◆ WHAT NEEDS TO BE DONE
Each line below should be retyped exactly, with no pictures.

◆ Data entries
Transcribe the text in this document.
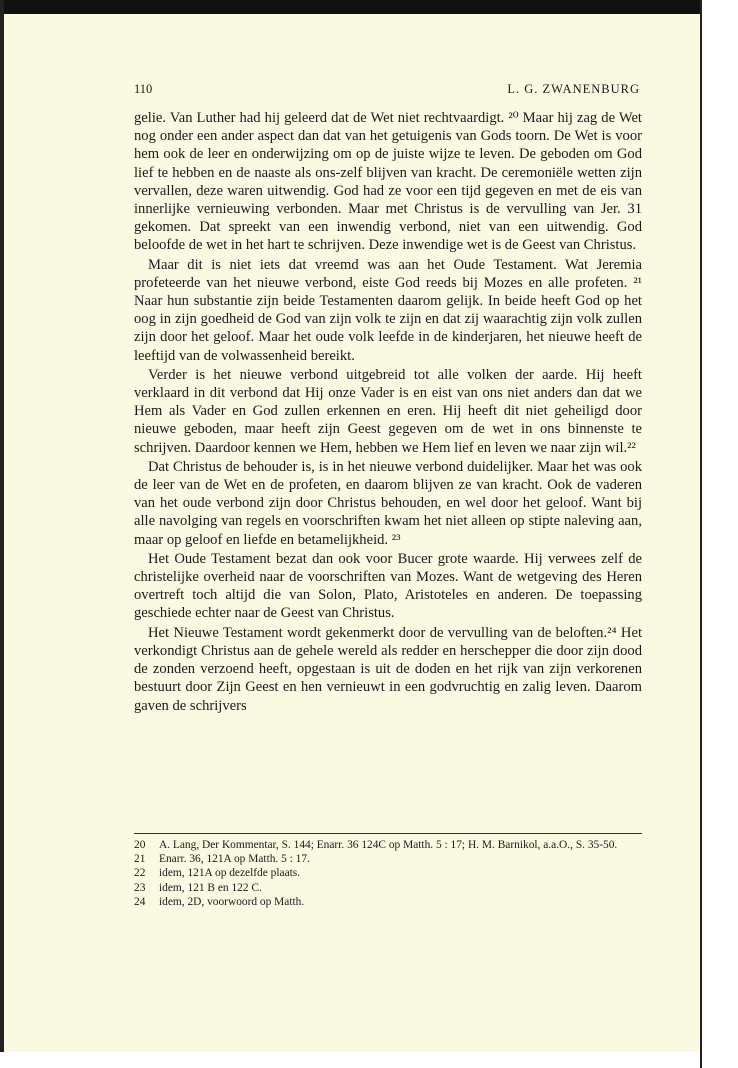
110	L. G. ZWANENBURG

gelie. Van Luther had hij geleerd dat de Wet niet rechtvaardigt. ²⁰ Maar hij zag de Wet nog onder een ander aspect dan dat van het getuigenis van Gods toorn. De Wet is voor hem ook de leer en onderwijzing om op de juiste wijze te leven. De geboden om God lief te hebben en de naaste als ons-zelf blijven van kracht. De ceremoniële wetten zijn vervallen, deze waren uitwendig. God had ze voor een tijd gegeven en met de eis van innerlijke vernieuwing verbonden. Maar met Christus is de vervulling van Jer. 31 gekomen. Dat spreekt van een inwendig verbond, niet van een uitwendig. God beloofde de wet in het hart te schrijven. Deze inwendige wet is de Geest van Christus.

Maar dit is niet iets dat vreemd was aan het Oude Testament. Wat Jeremia profeteerde van het nieuwe verbond, eiste God reeds bij Mozes en alle profeten. ²¹ Naar hun substantie zijn beide Testamenten daarom gelijk. In beide heeft God op het oog in zijn goedheid de God van zijn volk te zijn en dat zij waarachtig zijn volk zullen zijn door het geloof. Maar het oude volk leefde in de kinderjaren, het nieuwe heeft de leeftijd van de volwassenheid bereikt.

Verder is het nieuwe verbond uitgebreid tot alle volken der aarde. Hij heeft verklaard in dit verbond dat Hij onze Vader is en eist van ons niet anders dan dat we Hem als Vader en God zullen erkennen en eren. Hij heeft dit niet geheiligd door nieuwe geboden, maar heeft zijn Geest gegeven om de wet in ons binnenste te schrijven. Daardoor kennen we Hem, hebben we Hem lief en leven we naar zijn wil.²²

Dat Christus de behouder is, is in het nieuwe verbond duidelijker. Maar het was ook de leer van de Wet en de profeten, en daarom blijven ze van kracht. Ook de vaderen van het oude verbond zijn door Christus behouden, en wel door het geloof. Want bij alle navolging van regels en voorschriften kwam het niet alleen op stipte naleving aan, maar op geloof en liefde en betamelijkheid. ²³

Het Oude Testament bezat dan ook voor Bucer grote waarde. Hij verwees zelf de christelijke overheid naar de voorschriften van Mozes. Want de wetgeving des Heren overtreft toch altijd die van Solon, Plato, Aristoteles en anderen. De toepassing geschiede echter naar de Geest van Christus.

Het Nieuwe Testament wordt gekenmerkt door de vervulling van de beloften.²⁴ Het verkondigt Christus aan de gehele wereld als redder en herschepper die door zijn dood de zonden verzoend heeft, opgestaan is uit de doden en het rijk van zijn verkorenen bestuurt door Zijn Geest en hen vernieuwt in een godvruchtig en zalig leven. Daarom gaven de schrijvers

20 A. Lang, Der Kommentar, S. 144; Enarr. 36 124C op Matth. 5 : 17; H. M. Barnikol, a.a.O., S. 35-50.
21 Enarr. 36, 121A op Matth. 5 : 17.
22 idem, 121A op dezelfde plaats.
23 idem, 121 B en 122 C.
24 idem, 2D, voorwoord op Matth.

◆ SOLUTION TO THIS TASK
Transcribe the text in this document.
110	L. G. ZWANENBURG

gelie. Van Luther had hij geleerd dat de Wet niet rechtvaardigt. ²⁰ Maar hij zag de Wet nog onder een ander aspect dan dat van het getuigenis van Gods toorn. De Wet is voor hem ook de leer en onderwijzing om op de juiste wijze te leven. De geboden om God lief te hebben en de naaste als ons-zelf blijven van kracht. De ceremoniële wetten zijn vervallen, deze waren uitwendig. God had ze voor een tijd gegeven en met de eis van innerlijke vernieuwing verbonden. Maar met Christus is de vervulling van Jer. 31 gekomen. Dat spreekt van een inwendig verbond, niet van een uitwendig. God beloofde de wet in het hart te schrijven. Deze inwendige wet is de Geest van Christus.

Maar dit is niet iets dat vreemd was aan het Oude Testament. Wat Jeremia profeteerde van het nieuwe verbond, eiste God reeds bij Mozes en alle profeten. ²¹ Naar hun substantie zijn beide Testamenten daarom gelijk. In beide heeft God op het oog in zijn goedheid de God van zijn volk te zijn en dat zij waarachtig zijn volk zullen zijn door het geloof. Maar het oude volk leefde in de kinderjaren, het nieuwe heeft de leeftijd van de volwassenheid bereikt.

Verder is het nieuwe verbond uitgebreid tot alle volken der aarde. Hij heeft verklaard in dit verbond dat Hij onze Vader is en eist van ons niet anders dan dat we Hem als Vader en God zullen erkennen en eren. Hij heeft dit niet geheiligd door nieuwe geboden, maar heeft zijn Geest gegeven om de wet in ons binnenste te schrijven. Daardoor kennen we Hem, hebben we Hem lief en leven we naar zijn wil.²²

Dat Christus de behouder is, is in het nieuwe verbond duidelijker. Maar het was ook de leer van de Wet en de profeten, en daarom blijven ze van kracht. Ook de vaderen van het oude verbond zijn door Christus behouden, en wel door het geloof. Want bij alle navolging van regels en voorschriften kwam het niet alleen op stipte naleving aan, maar op geloof en liefde en betamelijkheid. ²³

Het Oude Testament bezat dan ook voor Bucer grote waarde. Hij verwees zelf de christelijke overheid naar de voorschriften van Mozes. Want de wetgeving des Heren overtreft toch altijd die van Solon, Plato, Aristoteles en anderen. De toepassing geschiede echter naar de Geest van Christus.

Het Nieuwe Testament wordt gekenmerkt door de vervulling van de beloften.²⁴ Het verkondigt Christus aan de gehele wereld als redder en herschepper die door zijn dood de zonden verzoend heeft, opgestaan is uit de doden en het rijk van zijn verkorenen bestuurt door Zijn Geest en hen vernieuwt in een godvruchtig en zalig leven. Daarom gaven de schrijvers

20 A. Lang, Der Kommentar, S. 144; Enarr. 36 124C op Matth. 5 : 17; H. M. Barnikol, a.a.O., S. 35-50.
21 Enarr. 36, 121A op Matth. 5 : 17.
22 idem, 121A op dezelfde plaats.
23 idem, 121 B en 122 C.
24 idem, 2D, voorwoord op Matth.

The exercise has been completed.